(Records from a collection)

━━━━━━━━━━

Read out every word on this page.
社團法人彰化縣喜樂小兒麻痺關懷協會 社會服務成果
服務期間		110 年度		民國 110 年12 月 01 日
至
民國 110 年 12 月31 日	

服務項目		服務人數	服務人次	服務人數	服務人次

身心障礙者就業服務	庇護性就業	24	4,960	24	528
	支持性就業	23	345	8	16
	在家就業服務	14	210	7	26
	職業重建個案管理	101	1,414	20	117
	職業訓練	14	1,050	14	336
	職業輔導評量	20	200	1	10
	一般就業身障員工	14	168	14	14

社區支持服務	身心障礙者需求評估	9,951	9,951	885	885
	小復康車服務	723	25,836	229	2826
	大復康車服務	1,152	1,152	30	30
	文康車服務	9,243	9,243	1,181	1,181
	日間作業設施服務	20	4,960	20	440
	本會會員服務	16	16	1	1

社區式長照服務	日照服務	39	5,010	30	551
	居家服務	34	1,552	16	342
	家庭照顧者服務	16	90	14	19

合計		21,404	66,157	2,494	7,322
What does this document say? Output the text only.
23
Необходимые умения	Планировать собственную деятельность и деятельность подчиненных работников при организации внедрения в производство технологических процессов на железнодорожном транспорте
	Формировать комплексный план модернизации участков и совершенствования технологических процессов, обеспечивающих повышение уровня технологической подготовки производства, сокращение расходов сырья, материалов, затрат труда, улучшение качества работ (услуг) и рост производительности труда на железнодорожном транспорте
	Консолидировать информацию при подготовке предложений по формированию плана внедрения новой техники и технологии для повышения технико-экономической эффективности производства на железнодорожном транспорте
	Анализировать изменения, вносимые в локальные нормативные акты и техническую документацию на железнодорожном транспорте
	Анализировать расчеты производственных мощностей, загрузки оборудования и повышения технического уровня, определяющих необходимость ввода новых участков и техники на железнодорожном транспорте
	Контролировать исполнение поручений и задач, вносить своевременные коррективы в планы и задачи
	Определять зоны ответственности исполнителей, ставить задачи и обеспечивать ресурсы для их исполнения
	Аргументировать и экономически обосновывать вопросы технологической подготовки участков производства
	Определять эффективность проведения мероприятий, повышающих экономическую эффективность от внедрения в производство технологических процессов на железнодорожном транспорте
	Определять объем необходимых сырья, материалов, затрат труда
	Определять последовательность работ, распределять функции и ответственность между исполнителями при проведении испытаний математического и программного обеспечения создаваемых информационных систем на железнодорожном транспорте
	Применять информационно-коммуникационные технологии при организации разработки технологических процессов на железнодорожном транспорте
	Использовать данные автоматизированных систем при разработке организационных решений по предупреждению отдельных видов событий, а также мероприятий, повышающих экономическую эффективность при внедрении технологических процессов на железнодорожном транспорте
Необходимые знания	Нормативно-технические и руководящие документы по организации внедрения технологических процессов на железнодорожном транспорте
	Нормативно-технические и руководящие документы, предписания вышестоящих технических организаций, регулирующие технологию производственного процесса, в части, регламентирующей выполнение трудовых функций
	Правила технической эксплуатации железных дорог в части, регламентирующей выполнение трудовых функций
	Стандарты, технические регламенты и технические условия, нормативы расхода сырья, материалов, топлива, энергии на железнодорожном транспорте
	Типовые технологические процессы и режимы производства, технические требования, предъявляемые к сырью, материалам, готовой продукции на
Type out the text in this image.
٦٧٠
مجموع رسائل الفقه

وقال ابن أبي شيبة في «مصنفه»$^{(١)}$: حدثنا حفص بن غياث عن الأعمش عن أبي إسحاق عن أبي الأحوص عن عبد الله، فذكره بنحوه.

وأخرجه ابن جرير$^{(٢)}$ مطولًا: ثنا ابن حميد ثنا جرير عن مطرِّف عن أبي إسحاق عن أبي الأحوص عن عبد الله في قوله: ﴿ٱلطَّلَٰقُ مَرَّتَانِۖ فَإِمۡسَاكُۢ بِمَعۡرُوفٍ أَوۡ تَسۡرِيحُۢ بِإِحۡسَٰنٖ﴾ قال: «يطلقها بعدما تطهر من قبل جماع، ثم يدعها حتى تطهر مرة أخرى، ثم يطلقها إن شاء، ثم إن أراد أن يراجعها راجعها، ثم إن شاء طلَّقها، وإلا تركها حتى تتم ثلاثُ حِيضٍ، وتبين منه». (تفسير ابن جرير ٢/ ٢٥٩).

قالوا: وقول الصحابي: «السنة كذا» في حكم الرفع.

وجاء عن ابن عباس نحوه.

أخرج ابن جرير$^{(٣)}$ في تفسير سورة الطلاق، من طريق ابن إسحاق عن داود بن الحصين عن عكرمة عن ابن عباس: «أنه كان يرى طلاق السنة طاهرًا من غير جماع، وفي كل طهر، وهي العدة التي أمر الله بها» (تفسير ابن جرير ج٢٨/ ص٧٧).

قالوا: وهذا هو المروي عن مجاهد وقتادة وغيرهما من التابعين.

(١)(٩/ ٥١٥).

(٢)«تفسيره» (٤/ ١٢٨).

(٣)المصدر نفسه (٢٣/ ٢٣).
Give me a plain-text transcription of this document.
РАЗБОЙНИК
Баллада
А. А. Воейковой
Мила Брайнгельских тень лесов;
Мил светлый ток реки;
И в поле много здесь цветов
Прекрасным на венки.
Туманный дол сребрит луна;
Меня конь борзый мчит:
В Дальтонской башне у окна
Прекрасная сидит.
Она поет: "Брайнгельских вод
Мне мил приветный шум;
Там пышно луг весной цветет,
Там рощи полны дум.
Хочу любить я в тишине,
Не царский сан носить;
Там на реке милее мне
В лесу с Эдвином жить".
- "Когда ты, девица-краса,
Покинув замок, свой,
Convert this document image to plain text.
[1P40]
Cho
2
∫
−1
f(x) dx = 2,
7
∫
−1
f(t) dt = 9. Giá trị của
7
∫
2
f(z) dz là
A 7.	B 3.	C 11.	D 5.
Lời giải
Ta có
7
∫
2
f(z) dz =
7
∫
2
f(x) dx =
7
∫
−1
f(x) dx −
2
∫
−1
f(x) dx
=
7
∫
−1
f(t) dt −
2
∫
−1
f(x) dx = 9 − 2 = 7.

━━━━━━━━━━

**TO BE DONE**. Scan the material and collect every line that contains "document".

**WRITTEN SOLUTION**.
What does this document say? Output the text only.
Give me a plain-text transcription of this document.
Convert this document image to plain text.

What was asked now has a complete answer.